** start **

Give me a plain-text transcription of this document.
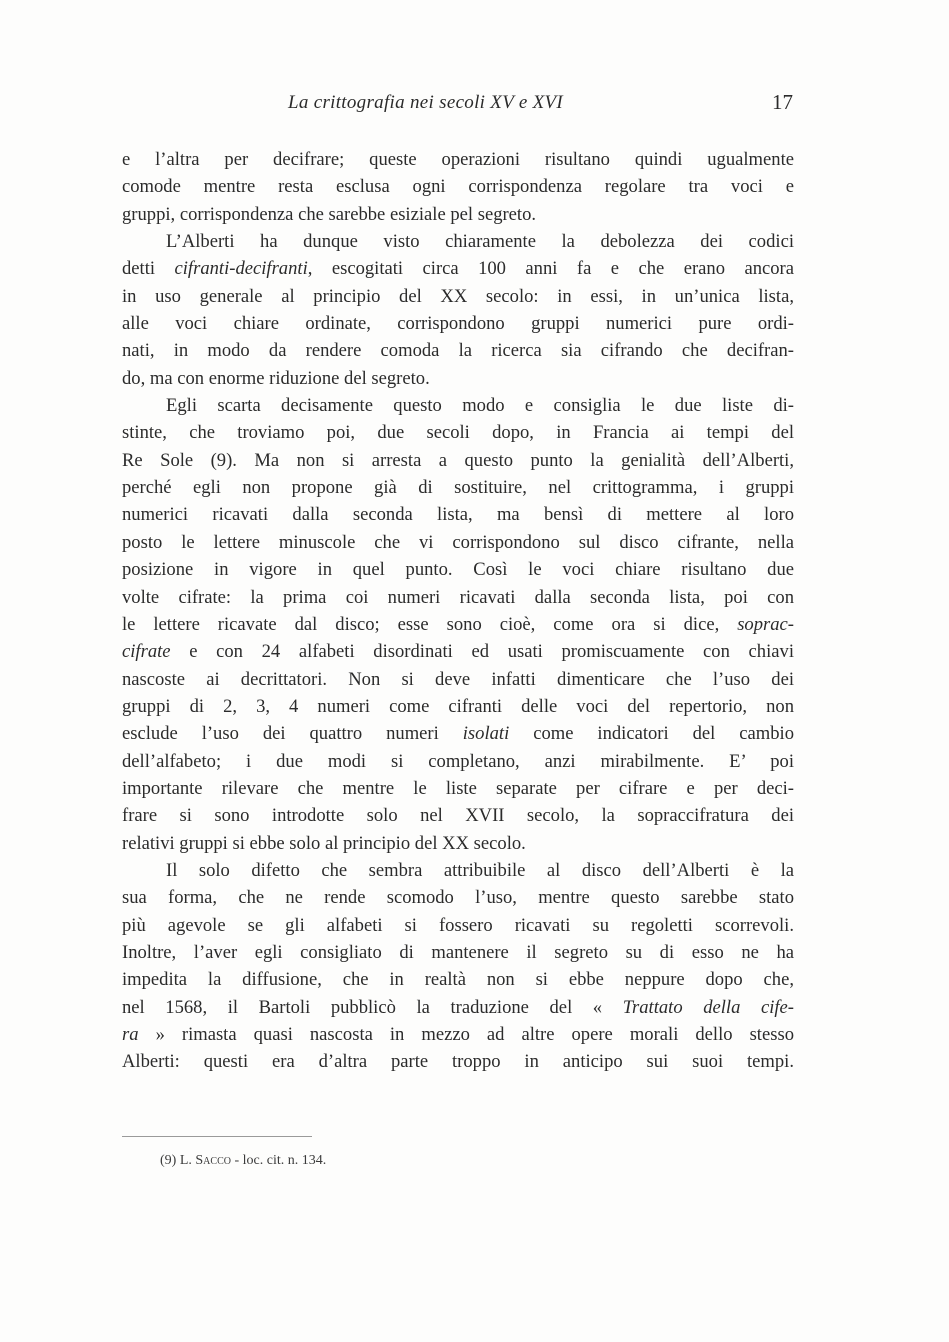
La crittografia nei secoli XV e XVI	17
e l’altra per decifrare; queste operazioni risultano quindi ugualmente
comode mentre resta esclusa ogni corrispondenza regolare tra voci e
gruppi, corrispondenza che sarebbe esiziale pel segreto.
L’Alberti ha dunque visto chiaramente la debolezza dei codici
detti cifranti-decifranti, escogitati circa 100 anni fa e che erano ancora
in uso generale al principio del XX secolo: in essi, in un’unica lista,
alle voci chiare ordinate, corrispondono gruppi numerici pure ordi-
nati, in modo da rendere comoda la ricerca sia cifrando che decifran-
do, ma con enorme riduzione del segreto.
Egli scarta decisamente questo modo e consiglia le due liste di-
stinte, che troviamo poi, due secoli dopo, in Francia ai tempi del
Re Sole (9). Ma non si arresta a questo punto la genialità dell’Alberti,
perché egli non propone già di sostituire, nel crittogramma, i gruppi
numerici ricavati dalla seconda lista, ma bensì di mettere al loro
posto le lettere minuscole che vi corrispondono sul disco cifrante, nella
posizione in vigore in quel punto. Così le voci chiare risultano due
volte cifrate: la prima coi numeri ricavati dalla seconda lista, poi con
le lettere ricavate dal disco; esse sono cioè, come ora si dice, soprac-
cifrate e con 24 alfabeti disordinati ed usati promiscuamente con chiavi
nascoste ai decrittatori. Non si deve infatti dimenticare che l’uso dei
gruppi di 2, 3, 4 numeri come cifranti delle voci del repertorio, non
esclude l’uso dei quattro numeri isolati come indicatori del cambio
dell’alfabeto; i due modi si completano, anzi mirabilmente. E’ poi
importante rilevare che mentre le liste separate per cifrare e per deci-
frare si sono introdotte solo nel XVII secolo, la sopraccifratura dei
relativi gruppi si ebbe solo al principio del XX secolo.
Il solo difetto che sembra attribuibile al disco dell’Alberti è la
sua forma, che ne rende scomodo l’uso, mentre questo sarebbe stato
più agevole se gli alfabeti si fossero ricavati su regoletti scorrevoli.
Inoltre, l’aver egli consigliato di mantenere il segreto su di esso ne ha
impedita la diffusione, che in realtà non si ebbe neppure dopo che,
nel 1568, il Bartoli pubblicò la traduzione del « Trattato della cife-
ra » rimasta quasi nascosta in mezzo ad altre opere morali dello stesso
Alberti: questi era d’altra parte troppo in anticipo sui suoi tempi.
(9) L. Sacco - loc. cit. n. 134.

** end **

> [Written exercise]: Make a word-for-word copy of the entries, without any pictures.

> [Exercise result]:
Give me a plain-text transcription of this document.
La crittografia nei secoli XV e XVI	17
e l’altra per decifrare; queste operazioni risultano quindi ugualmente
comode mentre resta esclusa ogni corrispondenza regolare tra voci e
gruppi, corrispondenza che sarebbe esiziale pel segreto.
L’Alberti ha dunque visto chiaramente la debolezza dei codici
detti cifranti-decifranti, escogitati circa 100 anni fa e che erano ancora
in uso generale al principio del XX secolo: in essi, in un’unica lista,
alle voci chiare ordinate, corrispondono gruppi numerici pure ordi-
nati, in modo da rendere comoda la ricerca sia cifrando che decifran-
do, ma con enorme riduzione del segreto.
Egli scarta decisamente questo modo e consiglia le due liste di-
stinte, che troviamo poi, due secoli dopo, in Francia ai tempi del
Re Sole (9). Ma non si arresta a questo punto la genialità dell’Alberti,
perché egli non propone già di sostituire, nel crittogramma, i gruppi
numerici ricavati dalla seconda lista, ma bensì di mettere al loro
posto le lettere minuscole che vi corrispondono sul disco cifrante, nella
posizione in vigore in quel punto. Così le voci chiare risultano due
volte cifrate: la prima coi numeri ricavati dalla seconda lista, poi con
le lettere ricavate dal disco; esse sono cioè, come ora si dice, soprac-
cifrate e con 24 alfabeti disordinati ed usati promiscuamente con chiavi
nascoste ai decrittatori. Non si deve infatti dimenticare che l’uso dei
gruppi di 2, 3, 4 numeri come cifranti delle voci del repertorio, non
esclude l’uso dei quattro numeri isolati come indicatori del cambio
dell’alfabeto; i due modi si completano, anzi mirabilmente. E’ poi
importante rilevare che mentre le liste separate per cifrare e per deci-
frare si sono introdotte solo nel XVII secolo, la sopraccifratura dei
relativi gruppi si ebbe solo al principio del XX secolo.
Il solo difetto che sembra attribuibile al disco dell’Alberti è la
sua forma, che ne rende scomodo l’uso, mentre questo sarebbe stato
più agevole se gli alfabeti si fossero ricavati su regoletti scorrevoli.
Inoltre, l’aver egli consigliato di mantenere il segreto su di esso ne ha
impedita la diffusione, che in realtà non si ebbe neppure dopo che,
nel 1568, il Bartoli pubblicò la traduzione del « Trattato della cife-
ra » rimasta quasi nascosta in mezzo ad altre opere morali dello stesso
Alberti: questi era d’altra parte troppo in anticipo sui suoi tempi.
(9) L. Sacco - loc. cit. n. 134.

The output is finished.